— start of SUPPLIED DATA —

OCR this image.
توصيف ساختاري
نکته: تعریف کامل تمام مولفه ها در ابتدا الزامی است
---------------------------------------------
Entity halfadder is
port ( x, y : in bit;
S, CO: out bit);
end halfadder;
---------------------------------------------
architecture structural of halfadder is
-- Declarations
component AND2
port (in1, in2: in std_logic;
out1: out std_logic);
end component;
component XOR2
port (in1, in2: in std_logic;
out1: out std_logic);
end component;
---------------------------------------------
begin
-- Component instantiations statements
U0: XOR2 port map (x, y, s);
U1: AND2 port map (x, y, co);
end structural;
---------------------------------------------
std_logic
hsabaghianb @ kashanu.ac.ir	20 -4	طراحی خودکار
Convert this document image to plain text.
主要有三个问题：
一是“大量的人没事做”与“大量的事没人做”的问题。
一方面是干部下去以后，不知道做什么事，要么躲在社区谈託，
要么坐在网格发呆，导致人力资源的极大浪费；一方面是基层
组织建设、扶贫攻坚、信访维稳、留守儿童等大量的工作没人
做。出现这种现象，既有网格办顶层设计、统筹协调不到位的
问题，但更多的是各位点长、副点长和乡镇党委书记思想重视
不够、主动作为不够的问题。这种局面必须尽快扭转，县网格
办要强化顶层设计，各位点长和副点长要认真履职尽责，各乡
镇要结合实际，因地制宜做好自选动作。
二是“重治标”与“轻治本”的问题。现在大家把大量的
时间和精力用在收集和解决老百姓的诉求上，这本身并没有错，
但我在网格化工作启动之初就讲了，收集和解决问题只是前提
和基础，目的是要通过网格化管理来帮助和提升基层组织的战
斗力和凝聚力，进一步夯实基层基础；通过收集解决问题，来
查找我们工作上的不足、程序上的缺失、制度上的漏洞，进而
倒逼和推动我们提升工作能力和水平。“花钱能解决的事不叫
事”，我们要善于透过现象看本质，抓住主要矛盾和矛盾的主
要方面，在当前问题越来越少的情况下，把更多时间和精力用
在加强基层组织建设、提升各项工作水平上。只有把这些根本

— end of SUPPLIED DATA —

Transcribe all entries exactly as they are given.

OCR this image.
توصيف ساختاري
نکته: تعریف کامل تمام مولفه ها در ابتدا الزامی است
---------------------------------------------
Entity halfadder is
port ( x, y : in bit;
S, CO: out bit);
end halfadder;
---------------------------------------------
architecture structural of halfadder is
-- Declarations
component AND2
port (in1, in2: in std_logic;
out1: out std_logic);
end component;
component XOR2
port (in1, in2: in std_logic;
out1: out std_logic);
end component;
---------------------------------------------
begin
-- Component instantiations statements
U0: XOR2 port map (x, y, s);
U1: AND2 port map (x, y, co);
end structural;
---------------------------------------------
std_logic
hsabaghianb @ kashanu.ac.ir	20 -4	طراحی خودکار
Convert this document image to plain text.
主要有三个问题：
一是“大量的人没事做”与“大量的事没人做”的问题。
一方面是干部下去以后，不知道做什么事，要么躲在社区谈託，
要么坐在网格发呆，导致人力资源的极大浪费；一方面是基层
组织建设、扶贫攻坚、信访维稳、留守儿童等大量的工作没人
做。出现这种现象，既有网格办顶层设计、统筹协调不到位的
问题，但更多的是各位点长、副点长和乡镇党委书记思想重视
不够、主动作为不够的问题。这种局面必须尽快扭转，县网格
办要强化顶层设计，各位点长和副点长要认真履职尽责，各乡
镇要结合实际，因地制宜做好自选动作。
二是“重治标”与“轻治本”的问题。现在大家把大量的
时间和精力用在收集和解决老百姓的诉求上，这本身并没有错，
但我在网格化工作启动之初就讲了，收集和解决问题只是前提
和基础，目的是要通过网格化管理来帮助和提升基层组织的战
斗力和凝聚力，进一步夯实基层基础；通过收集解决问题，来
查找我们工作上的不足、程序上的缺失、制度上的漏洞，进而
倒逼和推动我们提升工作能力和水平。“花钱能解决的事不叫
事”，我们要善于透过现象看本质，抓住主要矛盾和矛盾的主
要方面，在当前问题越来越少的情况下，把更多时间和精力用
在加强基层组织建设、提升各项工作水平上。只有把这些根本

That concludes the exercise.